Aim of the task:
Please reproduce the material word for word, starting at its first line and stopping after the line that contains "card-vbe-ambassador-training[interactable]: VBE Ambassador", with both ends included.

Material supplied:
* begin *

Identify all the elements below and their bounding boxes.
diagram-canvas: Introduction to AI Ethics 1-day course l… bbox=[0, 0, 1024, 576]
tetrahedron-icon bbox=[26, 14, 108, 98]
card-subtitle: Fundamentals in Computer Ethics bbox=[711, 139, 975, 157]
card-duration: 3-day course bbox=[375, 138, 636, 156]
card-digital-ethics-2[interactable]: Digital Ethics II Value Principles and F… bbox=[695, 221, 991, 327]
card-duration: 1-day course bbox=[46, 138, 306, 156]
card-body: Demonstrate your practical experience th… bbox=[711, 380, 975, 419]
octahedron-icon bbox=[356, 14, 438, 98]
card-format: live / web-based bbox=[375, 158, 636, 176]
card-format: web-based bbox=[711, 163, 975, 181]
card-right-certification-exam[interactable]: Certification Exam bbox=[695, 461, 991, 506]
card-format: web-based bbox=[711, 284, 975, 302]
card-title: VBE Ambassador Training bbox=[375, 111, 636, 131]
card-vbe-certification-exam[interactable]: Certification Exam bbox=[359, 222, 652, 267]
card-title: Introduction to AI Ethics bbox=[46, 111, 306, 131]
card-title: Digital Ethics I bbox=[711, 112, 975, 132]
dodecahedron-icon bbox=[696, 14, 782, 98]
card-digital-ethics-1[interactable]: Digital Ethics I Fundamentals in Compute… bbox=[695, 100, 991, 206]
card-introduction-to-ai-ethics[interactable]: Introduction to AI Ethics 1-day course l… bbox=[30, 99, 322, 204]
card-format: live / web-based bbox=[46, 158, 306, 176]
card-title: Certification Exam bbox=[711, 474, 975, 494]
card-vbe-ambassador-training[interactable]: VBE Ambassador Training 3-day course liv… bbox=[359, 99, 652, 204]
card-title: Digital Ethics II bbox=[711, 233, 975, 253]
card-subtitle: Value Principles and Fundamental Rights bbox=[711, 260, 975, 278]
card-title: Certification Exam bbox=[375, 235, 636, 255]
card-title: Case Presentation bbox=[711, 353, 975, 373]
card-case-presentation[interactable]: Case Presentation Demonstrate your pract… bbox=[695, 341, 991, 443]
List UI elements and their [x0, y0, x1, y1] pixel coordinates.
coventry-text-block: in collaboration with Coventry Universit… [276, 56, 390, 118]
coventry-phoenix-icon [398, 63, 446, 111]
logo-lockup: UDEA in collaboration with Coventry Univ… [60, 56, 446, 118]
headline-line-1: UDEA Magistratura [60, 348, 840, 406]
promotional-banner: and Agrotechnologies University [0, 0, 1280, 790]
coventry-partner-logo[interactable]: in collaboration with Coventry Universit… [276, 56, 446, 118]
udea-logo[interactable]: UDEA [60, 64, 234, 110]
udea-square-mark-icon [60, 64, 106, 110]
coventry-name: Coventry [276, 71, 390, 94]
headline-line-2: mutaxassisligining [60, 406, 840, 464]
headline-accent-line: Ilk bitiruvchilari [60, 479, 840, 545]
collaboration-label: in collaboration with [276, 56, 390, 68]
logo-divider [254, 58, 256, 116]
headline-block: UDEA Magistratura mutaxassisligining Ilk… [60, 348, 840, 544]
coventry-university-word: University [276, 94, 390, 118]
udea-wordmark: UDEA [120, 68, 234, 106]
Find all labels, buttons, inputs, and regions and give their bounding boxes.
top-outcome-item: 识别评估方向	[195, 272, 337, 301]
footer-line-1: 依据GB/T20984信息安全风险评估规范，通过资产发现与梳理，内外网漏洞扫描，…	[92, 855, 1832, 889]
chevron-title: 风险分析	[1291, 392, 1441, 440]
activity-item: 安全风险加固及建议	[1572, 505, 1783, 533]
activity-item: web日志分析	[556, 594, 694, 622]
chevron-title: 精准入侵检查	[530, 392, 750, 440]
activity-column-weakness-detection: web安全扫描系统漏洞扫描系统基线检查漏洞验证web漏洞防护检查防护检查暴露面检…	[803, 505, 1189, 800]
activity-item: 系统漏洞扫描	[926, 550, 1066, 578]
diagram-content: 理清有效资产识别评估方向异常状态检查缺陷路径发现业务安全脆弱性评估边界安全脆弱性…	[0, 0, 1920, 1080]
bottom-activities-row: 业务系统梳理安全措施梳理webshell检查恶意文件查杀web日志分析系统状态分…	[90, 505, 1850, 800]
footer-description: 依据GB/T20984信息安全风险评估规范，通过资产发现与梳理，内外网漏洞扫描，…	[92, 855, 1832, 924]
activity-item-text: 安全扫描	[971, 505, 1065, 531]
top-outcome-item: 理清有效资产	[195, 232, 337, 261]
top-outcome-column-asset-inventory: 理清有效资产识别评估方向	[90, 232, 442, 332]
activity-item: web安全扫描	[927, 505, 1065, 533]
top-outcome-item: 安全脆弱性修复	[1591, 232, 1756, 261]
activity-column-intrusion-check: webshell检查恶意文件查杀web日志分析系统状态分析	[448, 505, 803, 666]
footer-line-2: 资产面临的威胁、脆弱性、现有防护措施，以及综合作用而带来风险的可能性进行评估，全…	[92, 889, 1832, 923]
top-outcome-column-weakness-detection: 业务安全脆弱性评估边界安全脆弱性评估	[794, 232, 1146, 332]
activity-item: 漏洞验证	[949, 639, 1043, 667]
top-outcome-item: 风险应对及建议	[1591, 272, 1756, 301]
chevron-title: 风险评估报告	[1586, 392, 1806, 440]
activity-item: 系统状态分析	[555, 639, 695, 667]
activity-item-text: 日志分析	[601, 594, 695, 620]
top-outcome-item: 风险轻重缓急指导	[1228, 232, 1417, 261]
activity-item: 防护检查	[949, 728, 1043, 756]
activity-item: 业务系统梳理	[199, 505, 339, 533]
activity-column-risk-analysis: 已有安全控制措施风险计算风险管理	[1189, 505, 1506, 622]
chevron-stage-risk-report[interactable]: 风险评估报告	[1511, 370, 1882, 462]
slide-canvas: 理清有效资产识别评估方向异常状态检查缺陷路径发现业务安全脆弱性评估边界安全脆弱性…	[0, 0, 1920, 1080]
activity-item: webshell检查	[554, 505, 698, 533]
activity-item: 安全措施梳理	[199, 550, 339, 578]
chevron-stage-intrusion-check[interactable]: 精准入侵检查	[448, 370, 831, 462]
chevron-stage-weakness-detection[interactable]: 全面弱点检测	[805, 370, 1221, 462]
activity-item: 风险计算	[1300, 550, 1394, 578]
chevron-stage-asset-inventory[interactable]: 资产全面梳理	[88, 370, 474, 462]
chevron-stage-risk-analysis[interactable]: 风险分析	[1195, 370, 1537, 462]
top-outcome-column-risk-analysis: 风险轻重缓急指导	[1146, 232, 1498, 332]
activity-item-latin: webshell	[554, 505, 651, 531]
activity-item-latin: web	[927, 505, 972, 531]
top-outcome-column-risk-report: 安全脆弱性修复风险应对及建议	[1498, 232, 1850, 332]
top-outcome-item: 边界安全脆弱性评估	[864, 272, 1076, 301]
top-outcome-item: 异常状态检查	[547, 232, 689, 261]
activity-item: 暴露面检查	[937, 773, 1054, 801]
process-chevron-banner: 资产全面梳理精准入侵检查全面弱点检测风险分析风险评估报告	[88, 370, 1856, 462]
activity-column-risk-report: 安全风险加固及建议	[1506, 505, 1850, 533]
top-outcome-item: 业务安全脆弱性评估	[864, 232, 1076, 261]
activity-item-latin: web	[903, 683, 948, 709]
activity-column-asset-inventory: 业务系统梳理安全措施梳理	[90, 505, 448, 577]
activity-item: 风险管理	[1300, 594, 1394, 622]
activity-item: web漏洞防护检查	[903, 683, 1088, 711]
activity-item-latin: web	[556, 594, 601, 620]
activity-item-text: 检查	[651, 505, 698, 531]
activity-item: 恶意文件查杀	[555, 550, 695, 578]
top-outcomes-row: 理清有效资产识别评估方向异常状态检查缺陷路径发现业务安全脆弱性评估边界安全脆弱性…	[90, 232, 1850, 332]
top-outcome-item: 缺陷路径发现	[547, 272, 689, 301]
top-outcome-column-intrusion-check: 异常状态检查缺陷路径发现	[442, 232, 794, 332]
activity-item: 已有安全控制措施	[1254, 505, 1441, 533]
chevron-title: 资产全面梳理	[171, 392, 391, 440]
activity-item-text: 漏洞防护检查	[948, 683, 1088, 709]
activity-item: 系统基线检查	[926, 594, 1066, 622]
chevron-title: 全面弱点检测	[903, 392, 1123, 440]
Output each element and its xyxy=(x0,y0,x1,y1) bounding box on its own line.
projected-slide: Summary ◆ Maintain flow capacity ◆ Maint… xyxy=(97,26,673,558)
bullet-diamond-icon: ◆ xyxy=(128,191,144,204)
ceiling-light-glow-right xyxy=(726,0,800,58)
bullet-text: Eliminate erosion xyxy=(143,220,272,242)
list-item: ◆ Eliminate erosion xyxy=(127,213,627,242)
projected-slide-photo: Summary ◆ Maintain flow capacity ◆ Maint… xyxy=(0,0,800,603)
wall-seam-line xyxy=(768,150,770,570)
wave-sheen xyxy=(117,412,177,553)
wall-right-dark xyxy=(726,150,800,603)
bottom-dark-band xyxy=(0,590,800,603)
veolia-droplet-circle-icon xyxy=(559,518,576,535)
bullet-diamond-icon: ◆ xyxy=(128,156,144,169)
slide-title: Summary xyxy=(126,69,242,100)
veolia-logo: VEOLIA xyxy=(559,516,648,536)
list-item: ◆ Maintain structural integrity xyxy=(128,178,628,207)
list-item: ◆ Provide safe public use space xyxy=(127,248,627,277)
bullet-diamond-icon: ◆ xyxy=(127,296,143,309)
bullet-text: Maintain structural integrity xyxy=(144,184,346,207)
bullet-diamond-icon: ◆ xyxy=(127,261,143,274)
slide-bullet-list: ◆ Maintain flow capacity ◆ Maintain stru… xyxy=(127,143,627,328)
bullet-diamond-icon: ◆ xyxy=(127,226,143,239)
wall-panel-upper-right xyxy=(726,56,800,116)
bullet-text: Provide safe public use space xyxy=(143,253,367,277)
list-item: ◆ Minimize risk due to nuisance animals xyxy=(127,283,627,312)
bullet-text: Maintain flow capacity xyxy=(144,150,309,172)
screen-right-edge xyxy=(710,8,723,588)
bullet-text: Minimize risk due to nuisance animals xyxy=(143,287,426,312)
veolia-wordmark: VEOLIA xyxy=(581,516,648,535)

* end *

Worked solution:
Identify all the elements below and their bounding boxes.
diagram-canvas: Introduction to AI Ethics 1-day course l… bbox=[0, 0, 1024, 576]
tetrahedron-icon bbox=[26, 14, 108, 98]
card-subtitle: Fundamentals in Computer Ethics bbox=[711, 139, 975, 157]
card-duration: 3-day course bbox=[375, 138, 636, 156]
card-digital-ethics-2[interactable]: Digital Ethics II Value Principles and F… bbox=[695, 221, 991, 327]
card-duration: 1-day course bbox=[46, 138, 306, 156]
card-body: Demonstrate your practical experience th… bbox=[711, 380, 975, 419]
octahedron-icon bbox=[356, 14, 438, 98]
card-format: live / web-based bbox=[375, 158, 636, 176]
card-format: web-based bbox=[711, 163, 975, 181]
card-right-certification-exam[interactable]: Certification Exam bbox=[695, 461, 991, 506]
card-format: web-based bbox=[711, 284, 975, 302]
card-title: VBE Ambassador Training bbox=[375, 111, 636, 131]
card-vbe-certification-exam[interactable]: Certification Exam bbox=[359, 222, 652, 267]
card-title: Introduction to AI Ethics bbox=[46, 111, 306, 131]
card-title: Digital Ethics I bbox=[711, 112, 975, 132]
dodecahedron-icon bbox=[696, 14, 782, 98]
card-digital-ethics-1[interactable]: Digital Ethics I Fundamentals in Compute… bbox=[695, 100, 991, 206]
card-introduction-to-ai-ethics[interactable]: Introduction to AI Ethics 1-day course l… bbox=[30, 99, 322, 204]
card-format: live / web-based bbox=[46, 158, 306, 176]
card-title: Certification Exam bbox=[711, 474, 975, 494]
card-vbe-ambassador-training[interactable]: VBE Ambassador Training 3-day course liv… bbox=[359, 99, 652, 204]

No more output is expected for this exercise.